Transcribe the material in full, exactly as written.

Rows from a figure dataset:
+---+
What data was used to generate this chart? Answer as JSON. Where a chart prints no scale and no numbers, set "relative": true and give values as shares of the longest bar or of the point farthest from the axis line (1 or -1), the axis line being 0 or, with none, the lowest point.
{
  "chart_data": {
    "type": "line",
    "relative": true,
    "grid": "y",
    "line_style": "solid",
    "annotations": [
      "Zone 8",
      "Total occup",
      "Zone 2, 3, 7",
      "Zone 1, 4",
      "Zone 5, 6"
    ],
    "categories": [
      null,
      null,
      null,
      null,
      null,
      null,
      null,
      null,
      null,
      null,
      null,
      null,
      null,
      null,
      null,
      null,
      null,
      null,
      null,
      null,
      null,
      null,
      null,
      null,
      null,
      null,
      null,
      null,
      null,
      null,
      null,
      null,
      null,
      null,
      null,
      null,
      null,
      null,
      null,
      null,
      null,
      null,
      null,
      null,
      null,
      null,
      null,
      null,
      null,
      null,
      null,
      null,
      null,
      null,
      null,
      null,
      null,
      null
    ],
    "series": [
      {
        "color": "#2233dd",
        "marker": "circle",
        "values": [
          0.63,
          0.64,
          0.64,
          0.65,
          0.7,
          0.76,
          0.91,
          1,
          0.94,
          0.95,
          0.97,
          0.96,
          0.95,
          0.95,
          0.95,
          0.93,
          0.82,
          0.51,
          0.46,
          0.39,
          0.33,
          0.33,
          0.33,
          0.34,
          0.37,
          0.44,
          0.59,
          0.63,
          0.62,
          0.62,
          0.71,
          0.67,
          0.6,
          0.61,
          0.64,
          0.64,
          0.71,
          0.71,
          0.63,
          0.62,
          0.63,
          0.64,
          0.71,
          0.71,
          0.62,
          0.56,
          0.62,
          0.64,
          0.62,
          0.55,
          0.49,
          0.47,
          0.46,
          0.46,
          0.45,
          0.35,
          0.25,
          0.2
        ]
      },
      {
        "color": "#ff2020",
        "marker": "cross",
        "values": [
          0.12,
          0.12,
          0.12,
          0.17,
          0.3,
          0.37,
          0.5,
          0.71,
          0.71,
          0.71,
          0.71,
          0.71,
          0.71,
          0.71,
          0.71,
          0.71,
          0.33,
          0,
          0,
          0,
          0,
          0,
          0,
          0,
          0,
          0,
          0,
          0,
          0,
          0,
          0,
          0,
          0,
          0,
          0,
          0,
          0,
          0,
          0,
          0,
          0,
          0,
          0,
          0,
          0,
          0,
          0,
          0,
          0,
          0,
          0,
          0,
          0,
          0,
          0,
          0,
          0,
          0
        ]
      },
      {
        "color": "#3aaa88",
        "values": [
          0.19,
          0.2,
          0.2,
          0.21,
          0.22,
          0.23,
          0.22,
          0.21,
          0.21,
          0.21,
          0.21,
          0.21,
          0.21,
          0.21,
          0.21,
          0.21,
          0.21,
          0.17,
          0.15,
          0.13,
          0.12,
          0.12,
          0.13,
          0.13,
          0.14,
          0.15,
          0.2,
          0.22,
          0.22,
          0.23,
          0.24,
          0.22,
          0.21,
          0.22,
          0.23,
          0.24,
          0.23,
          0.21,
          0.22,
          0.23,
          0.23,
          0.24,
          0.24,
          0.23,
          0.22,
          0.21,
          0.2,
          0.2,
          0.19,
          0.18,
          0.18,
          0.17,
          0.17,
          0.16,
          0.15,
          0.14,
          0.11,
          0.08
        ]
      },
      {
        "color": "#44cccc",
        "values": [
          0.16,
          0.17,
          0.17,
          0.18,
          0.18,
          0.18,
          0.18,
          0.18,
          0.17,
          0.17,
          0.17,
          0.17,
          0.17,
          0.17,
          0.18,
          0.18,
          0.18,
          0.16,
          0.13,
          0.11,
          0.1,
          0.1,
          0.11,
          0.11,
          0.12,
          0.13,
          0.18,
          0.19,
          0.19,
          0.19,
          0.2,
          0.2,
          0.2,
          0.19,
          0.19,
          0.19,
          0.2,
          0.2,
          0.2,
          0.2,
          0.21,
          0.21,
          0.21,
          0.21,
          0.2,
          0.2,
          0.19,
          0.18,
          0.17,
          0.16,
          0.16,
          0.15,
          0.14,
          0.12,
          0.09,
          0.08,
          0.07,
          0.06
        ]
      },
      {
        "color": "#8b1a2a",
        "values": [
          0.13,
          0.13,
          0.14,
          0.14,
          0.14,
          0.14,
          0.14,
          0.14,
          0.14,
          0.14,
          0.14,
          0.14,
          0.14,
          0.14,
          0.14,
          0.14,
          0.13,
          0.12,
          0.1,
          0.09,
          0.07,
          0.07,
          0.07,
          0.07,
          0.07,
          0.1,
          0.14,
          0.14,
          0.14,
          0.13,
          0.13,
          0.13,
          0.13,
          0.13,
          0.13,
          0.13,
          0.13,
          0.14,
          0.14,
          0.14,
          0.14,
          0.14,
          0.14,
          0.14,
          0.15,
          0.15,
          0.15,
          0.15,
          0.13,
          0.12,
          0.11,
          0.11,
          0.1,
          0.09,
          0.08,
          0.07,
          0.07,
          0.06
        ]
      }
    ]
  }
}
+---+
WORKED ANSWER ▸
What data was used to generate this chart? Answer as JSON. Where a chart prints no scale and no numbers, set "relative": true and give values as shares of the longest bar or of the point farthest from the axis line (1 or -1), the axis line being 0 or, with none, the lowest point.
{
  "chart_data": {
    "type": "line",
    "relative": true,
    "grid": "y",
    "line_style": "solid",
    "annotations": [
      "Zone 8",
      "Total occup",
      "Zone 2, 3, 7",
      "Zone 1, 4",
      "Zone 5, 6"
    ],
    "categories": [
      null,
      null,
      null,
      null,
      null,
      null,
      null,
      null,
      null,
      null,
      null,
      null,
      null,
      null,
      null,
      null,
      null,
      null,
      null,
      null,
      null,
      null,
      null,
      null,
      null,
      null,
      null,
      null,
      null,
      null,
      null,
      null,
      null,
      null,
      null,
      null,
      null,
      null,
      null,
      null,
      null,
      null,
      null,
      null,
      null,
      null,
      null,
      null,
      null,
      null,
      null,
      null,
      null,
      null,
      null,
      null,
      null,
      null
    ],
    "series": [
      {
        "color": "#2233dd",
        "marker": "circle",
        "values": [
          0.63,
          0.64,
          0.64,
          0.65,
          0.7,
          0.76,
          0.91,
          1,
          0.94,
          0.95,
          0.97,
          0.96,
          0.95,
          0.95,
          0.95,
          0.93,
          0.82,
          0.51,
          0.46,
          0.39,
          0.33,
          0.33,
          0.33,
          0.34,
          0.37,
          0.44,
          0.59,
          0.63,
          0.62,
          0.62,
          0.71,
          0.67,
          0.6,
          0.61,
          0.64,
          0.64,
          0.71,
          0.71,
          0.63,
          0.62,
          0.63,
          0.64,
          0.71,
          0.71,
          0.62,
          0.56,
          0.62,
          0.64,
          0.62,
          0.55,
          0.49,
          0.47,
          0.46,
          0.46,
          0.45,
          0.35,
          0.25,
          0.2
        ]
      },
      {
        "color": "#ff2020",
        "marker": "cross",
        "values": [
          0.12,
          0.12,
          0.12,
          0.17,
          0.3,
          0.37,
          0.5,
          0.71,
          0.71,
          0.71,
          0.71,
          0.71,
          0.71,
          0.71,
          0.71,
          0.71,
          0.33,
          0,
          0,
          0,
          0,
          0,
          0,
          0,
          0,
          0,
          0,
          0,
          0,
          0,
          0,
          0,
          0,
          0,
          0,
          0,
          0,
          0,
          0,
          0,
          0,
          0,
          0,
          0,
          0,
          0,
          0,
          0,
          0,
          0,
          0,
          0,
          0,
          0,
          0,
          0,
          0,
          0
        ]
      },
      {
        "color": "#3aaa88",
        "values": [
          0.19,
          0.2,
          0.2,
          0.21,
          0.22,
          0.23,
          0.22,
          0.21,
          0.21,
          0.21,
          0.21,
          0.21,
          0.21,
          0.21,
          0.21,
          0.21,
          0.21,
          0.17,
          0.15,
          0.13,
          0.12,
          0.12,
          0.13,
          0.13,
          0.14,
          0.15,
          0.2,
          0.22,
          0.22,
          0.23,
          0.24,
          0.22,
          0.21,
          0.22,
          0.23,
          0.24,
          0.23,
          0.21,
          0.22,
          0.23,
          0.23,
          0.24,
          0.24,
          0.23,
          0.22,
          0.21,
          0.2,
          0.2,
          0.19,
          0.18,
          0.18,
          0.17,
          0.17,
          0.16,
          0.15,
          0.14,
          0.11,
          0.08
        ]
      },
      {
        "color": "#44cccc",
        "values": [
          0.16,
          0.17,
          0.17,
          0.18,
          0.18,
          0.18,
          0.18,
          0.18,
          0.17,
          0.17,
          0.17,
          0.17,
          0.17,
          0.17,
          0.18,
          0.18,
          0.18,
          0.16,
          0.13,
          0.11,
          0.1,
          0.1,
          0.11,
          0.11,
          0.12,
          0.13,
          0.18,
          0.19,
          0.19,
          0.19,
          0.2,
          0.2,
          0.2,
          0.19,
          0.19,
          0.19,
          0.2,
          0.2,
          0.2,
          0.2,
          0.21,
          0.21,
          0.21,
          0.21,
          0.2,
          0.2,
          0.19,
          0.18,
          0.17,
          0.16,
          0.16,
          0.15,
          0.14,
          0.12,
          0.09,
          0.08,
          0.07,
          0.06
        ]
      },
      {
        "color": "#8b1a2a",
        "values": [
          0.13,
          0.13,
          0.14,
          0.14,
          0.14,
          0.14,
          0.14,
          0.14,
          0.14,
          0.14,
          0.14,
          0.14,
          0.14,
          0.14,
          0.14,
          0.14,
          0.13,
          0.12,
          0.1,
          0.09,
          0.07,
          0.07,
          0.07,
          0.07,
          0.07,
          0.1,
          0.14,
          0.14,
          0.14,
          0.13,
          0.13,
          0.13,
          0.13,
          0.13,
          0.13,
          0.13,
          0.13,
          0.14,
          0.14,
          0.14,
          0.14,
          0.14,
          0.14,
          0.14,
          0.15,
          0.15,
          0.15,
          0.15,
          0.13,
          0.12,
          0.11,
          0.11,
          0.1,
          0.09,
          0.08,
          0.07,
          0.07,
          0.06
        ]
      }
    ]
  }
}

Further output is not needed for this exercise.